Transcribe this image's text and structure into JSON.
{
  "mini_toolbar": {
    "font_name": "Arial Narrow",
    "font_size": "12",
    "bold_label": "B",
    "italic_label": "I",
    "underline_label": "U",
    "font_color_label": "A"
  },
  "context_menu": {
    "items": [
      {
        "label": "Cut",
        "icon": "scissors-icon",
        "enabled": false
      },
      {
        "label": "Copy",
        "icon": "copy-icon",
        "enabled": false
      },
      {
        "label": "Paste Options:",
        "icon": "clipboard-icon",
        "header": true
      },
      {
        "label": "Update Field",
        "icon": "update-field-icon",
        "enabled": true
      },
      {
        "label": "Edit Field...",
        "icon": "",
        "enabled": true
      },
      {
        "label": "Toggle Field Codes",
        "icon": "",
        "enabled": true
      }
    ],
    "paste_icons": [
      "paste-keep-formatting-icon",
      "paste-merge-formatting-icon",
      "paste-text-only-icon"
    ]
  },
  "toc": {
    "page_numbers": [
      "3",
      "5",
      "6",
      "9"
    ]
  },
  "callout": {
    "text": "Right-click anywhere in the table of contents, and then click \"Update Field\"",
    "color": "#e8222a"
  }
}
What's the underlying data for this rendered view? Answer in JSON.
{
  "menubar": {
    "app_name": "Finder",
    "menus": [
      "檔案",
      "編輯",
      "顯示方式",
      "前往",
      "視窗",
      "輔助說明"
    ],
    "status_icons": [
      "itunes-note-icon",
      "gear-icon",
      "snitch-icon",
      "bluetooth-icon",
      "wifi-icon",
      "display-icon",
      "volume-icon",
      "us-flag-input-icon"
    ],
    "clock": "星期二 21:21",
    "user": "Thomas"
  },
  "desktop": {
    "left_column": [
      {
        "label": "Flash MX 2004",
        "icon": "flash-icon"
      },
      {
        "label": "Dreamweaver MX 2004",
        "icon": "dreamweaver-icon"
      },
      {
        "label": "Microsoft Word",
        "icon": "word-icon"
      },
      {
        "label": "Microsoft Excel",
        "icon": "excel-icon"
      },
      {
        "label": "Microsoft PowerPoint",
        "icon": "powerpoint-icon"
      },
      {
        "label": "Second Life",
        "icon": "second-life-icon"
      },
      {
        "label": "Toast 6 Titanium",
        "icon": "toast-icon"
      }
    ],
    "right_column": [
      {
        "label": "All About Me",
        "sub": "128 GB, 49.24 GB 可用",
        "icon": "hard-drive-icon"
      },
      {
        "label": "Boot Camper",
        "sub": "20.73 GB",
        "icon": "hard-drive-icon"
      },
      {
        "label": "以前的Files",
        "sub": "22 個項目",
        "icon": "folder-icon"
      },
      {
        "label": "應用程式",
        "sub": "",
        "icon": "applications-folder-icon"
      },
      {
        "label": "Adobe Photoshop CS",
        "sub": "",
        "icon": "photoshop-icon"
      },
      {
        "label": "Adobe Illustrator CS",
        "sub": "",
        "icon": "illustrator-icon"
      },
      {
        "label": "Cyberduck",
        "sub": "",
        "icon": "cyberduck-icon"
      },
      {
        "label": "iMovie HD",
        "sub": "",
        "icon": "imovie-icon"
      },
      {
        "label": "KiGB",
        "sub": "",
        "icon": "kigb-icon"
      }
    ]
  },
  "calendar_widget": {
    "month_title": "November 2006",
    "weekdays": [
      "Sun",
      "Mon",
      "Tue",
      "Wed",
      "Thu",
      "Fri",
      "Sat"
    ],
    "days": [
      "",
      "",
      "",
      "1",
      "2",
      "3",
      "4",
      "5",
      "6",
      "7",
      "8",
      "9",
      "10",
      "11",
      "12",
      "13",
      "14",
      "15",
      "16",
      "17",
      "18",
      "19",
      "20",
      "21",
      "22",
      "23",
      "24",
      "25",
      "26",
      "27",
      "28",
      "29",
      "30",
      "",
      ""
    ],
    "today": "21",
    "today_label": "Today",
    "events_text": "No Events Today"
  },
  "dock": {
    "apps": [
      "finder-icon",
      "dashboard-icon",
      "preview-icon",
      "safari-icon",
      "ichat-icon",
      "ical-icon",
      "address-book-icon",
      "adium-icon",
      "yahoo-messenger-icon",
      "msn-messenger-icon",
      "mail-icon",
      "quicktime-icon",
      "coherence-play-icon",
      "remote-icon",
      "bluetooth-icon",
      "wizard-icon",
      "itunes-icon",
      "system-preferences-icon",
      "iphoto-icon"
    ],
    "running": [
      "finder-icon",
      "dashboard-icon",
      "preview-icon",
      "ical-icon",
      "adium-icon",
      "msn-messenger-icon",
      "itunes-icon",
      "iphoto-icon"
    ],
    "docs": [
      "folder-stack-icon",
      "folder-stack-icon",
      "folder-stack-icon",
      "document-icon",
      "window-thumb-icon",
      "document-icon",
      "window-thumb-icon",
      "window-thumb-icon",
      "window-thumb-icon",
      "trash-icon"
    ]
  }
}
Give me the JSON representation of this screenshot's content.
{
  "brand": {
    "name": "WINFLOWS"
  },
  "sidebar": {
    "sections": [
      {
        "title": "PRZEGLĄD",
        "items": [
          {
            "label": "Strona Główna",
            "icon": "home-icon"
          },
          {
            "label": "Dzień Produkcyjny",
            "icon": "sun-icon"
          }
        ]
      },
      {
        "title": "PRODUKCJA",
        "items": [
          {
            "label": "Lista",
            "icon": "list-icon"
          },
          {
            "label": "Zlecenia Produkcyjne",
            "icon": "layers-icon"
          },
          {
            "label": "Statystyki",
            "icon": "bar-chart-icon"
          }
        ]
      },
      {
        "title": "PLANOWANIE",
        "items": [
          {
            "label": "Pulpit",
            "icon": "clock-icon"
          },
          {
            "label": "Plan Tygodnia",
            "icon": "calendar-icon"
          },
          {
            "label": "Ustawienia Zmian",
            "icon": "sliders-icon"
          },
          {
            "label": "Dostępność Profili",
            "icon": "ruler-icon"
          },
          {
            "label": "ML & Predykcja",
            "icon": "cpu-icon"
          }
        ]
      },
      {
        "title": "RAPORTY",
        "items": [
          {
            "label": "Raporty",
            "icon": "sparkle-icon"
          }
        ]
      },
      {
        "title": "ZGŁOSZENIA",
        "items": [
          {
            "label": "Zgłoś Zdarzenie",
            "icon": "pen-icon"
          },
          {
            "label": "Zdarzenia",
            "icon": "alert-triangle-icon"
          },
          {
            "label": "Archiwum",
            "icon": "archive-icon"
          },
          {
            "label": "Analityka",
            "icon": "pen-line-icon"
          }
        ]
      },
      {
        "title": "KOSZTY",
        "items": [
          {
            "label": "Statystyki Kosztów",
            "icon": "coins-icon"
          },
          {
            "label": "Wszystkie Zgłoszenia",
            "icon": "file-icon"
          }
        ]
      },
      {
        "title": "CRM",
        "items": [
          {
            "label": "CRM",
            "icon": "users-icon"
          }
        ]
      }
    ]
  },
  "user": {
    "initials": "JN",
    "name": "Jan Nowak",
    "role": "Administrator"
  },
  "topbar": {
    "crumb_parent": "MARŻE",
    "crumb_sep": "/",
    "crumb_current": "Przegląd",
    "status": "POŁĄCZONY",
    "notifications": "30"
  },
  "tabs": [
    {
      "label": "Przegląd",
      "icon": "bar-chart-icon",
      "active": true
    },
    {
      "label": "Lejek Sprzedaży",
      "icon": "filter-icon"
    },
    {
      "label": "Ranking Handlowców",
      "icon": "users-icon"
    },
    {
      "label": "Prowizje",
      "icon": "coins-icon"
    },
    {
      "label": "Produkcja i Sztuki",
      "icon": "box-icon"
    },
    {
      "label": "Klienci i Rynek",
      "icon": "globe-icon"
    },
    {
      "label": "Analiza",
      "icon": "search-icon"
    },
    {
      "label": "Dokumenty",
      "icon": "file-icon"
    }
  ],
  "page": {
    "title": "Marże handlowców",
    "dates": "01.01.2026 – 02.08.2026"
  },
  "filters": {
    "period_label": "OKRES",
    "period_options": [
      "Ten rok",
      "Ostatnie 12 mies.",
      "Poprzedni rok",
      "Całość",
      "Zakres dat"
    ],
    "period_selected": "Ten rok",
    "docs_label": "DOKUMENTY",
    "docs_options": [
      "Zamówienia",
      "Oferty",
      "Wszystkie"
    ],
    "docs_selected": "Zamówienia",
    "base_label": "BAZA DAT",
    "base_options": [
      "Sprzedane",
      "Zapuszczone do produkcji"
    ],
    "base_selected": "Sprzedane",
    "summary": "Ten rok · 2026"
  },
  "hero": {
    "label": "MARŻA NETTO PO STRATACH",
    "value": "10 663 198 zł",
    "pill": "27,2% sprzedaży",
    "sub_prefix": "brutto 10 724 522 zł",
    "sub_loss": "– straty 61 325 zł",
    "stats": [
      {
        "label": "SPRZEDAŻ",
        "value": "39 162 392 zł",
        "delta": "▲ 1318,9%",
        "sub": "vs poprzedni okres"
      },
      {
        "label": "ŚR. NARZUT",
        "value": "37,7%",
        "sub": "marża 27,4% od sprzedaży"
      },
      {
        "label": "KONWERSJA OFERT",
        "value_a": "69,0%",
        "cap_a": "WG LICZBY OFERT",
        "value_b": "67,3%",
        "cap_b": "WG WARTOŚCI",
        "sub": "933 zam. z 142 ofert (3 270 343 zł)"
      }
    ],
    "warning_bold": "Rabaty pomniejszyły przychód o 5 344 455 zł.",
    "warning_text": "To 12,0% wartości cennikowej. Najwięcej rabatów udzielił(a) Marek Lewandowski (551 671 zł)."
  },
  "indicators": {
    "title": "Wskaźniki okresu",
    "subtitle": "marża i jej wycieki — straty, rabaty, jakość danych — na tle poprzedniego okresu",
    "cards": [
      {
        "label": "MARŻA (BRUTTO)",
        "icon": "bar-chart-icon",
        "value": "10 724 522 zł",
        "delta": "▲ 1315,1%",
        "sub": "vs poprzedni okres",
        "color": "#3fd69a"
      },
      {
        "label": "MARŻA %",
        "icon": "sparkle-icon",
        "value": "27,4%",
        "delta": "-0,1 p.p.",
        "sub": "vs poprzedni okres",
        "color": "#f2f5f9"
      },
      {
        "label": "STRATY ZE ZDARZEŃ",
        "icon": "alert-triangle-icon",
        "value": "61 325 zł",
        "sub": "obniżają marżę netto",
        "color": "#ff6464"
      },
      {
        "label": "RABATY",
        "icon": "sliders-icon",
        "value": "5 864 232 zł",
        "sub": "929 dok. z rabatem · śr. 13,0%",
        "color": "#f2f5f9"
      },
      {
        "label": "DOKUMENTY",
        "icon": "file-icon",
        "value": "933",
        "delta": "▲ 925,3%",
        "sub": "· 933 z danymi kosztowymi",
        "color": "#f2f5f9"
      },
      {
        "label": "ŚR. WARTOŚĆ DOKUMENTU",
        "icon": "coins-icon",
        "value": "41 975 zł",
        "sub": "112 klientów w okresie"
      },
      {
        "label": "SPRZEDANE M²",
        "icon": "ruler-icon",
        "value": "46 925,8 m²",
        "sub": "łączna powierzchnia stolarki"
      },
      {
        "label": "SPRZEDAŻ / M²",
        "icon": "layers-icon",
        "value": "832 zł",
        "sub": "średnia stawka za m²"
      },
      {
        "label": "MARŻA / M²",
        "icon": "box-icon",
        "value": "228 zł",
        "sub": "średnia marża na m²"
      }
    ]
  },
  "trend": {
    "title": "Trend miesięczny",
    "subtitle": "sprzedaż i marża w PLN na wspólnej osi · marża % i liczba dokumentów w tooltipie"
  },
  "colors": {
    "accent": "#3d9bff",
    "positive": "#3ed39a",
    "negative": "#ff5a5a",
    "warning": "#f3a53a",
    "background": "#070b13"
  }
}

> [What needs to be done]
Go over the data above and copy every line that has the word "okresu" in it.

> [Task result]
    "title": "Wskaźniki okresu",
    "subtitle": "marża i jej wycieki — straty, rabaty, jakość danych — na tle poprzedniego okresu",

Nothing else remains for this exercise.